### The task
Copy out each line that mentions the word "COINBASE".

### Material provided

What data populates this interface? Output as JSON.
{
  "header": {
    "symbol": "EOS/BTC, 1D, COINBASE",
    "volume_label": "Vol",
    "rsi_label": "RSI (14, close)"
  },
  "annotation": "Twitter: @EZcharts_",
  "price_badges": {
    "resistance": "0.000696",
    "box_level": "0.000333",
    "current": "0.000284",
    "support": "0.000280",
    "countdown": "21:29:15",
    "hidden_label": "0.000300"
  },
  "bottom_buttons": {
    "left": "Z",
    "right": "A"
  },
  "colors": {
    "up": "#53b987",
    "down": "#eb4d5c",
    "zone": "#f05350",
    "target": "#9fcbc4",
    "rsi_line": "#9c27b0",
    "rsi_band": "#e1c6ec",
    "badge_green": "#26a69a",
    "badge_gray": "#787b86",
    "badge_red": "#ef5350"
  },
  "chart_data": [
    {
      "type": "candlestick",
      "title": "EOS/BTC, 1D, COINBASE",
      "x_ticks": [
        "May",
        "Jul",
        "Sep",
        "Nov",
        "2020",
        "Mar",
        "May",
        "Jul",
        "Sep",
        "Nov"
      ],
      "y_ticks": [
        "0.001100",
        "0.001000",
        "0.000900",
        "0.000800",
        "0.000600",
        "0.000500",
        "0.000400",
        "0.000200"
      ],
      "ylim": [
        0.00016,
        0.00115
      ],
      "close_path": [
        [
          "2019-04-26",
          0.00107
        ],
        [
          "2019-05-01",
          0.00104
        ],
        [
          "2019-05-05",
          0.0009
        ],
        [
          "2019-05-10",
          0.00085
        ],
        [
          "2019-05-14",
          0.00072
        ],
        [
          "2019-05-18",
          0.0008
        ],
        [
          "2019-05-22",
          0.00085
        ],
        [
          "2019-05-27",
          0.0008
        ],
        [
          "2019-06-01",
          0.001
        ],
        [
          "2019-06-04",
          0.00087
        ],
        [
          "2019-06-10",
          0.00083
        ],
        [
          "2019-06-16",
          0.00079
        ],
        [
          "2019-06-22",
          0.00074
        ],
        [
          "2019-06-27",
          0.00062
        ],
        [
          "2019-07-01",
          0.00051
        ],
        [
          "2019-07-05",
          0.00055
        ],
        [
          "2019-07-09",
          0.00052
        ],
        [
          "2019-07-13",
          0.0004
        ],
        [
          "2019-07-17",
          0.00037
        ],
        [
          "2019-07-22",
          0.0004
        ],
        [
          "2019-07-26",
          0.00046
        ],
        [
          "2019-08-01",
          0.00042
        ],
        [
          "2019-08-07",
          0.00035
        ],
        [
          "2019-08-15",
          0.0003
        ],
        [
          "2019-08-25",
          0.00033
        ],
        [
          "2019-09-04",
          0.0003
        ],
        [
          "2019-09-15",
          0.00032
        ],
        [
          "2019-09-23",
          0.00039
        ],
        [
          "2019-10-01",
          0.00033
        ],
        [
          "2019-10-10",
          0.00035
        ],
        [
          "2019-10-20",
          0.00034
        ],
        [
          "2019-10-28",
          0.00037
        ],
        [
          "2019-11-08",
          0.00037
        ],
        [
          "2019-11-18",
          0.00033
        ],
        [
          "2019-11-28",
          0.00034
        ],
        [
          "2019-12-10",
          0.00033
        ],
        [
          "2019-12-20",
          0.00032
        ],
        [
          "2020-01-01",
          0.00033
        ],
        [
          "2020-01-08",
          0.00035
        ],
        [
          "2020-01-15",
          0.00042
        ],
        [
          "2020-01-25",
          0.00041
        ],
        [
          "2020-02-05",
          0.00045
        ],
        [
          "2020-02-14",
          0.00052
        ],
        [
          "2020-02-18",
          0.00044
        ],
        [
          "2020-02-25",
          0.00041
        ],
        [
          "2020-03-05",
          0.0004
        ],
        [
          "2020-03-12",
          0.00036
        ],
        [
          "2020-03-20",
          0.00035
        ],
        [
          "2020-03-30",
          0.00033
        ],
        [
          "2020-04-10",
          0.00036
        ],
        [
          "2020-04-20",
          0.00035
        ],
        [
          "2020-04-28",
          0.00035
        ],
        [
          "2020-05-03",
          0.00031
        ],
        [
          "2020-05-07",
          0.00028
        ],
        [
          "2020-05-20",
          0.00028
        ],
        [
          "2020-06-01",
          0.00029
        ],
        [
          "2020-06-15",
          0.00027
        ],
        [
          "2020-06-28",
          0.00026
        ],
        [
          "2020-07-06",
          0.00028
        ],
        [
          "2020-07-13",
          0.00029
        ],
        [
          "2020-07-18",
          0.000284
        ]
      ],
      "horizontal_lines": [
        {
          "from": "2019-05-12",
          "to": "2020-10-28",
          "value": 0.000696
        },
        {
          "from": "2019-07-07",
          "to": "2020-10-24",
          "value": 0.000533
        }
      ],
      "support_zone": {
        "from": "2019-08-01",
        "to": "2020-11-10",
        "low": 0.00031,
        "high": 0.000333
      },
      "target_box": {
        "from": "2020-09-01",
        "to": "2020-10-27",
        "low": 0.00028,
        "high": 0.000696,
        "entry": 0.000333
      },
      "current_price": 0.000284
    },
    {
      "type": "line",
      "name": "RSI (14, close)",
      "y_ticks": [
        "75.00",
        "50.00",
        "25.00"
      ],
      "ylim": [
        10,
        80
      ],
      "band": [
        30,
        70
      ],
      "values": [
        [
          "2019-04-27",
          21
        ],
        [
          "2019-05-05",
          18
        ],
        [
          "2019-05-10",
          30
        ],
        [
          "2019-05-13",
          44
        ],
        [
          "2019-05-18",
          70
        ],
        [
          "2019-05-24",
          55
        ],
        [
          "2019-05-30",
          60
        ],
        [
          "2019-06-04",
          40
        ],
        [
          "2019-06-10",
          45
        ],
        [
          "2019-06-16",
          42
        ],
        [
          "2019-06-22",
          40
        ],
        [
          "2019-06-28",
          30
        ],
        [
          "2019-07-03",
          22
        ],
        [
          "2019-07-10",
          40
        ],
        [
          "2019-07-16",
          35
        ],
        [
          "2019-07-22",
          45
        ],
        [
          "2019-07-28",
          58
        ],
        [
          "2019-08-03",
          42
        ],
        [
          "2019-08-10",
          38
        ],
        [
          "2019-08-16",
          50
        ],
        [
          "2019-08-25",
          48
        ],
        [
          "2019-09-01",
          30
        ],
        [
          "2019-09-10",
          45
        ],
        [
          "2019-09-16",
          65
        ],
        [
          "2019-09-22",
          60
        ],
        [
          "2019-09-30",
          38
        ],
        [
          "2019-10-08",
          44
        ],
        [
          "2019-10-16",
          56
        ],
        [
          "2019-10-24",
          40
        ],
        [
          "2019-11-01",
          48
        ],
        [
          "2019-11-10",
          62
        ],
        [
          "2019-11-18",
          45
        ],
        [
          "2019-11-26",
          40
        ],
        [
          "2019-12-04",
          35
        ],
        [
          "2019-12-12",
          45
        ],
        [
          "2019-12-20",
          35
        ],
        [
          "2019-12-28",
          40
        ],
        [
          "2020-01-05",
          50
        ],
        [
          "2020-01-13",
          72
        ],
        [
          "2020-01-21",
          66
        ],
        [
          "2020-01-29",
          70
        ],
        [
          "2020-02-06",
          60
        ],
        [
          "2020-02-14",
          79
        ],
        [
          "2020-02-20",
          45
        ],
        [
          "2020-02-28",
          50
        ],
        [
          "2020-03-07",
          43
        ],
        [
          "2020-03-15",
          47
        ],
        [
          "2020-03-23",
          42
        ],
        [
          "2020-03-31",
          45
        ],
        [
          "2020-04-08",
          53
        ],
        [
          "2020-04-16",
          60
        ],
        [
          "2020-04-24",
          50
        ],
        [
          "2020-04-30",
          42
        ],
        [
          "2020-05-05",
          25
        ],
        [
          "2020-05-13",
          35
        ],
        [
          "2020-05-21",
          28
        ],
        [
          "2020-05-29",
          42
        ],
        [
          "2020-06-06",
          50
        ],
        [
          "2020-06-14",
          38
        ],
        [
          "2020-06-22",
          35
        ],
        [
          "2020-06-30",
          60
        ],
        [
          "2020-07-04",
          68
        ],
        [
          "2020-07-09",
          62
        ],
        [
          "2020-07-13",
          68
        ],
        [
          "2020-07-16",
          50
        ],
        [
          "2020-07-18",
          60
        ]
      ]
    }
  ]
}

### Exercise result
    "symbol": "EOS/BTC, 1D, COINBASE",
      "title": "EOS/BTC, 1D, COINBASE",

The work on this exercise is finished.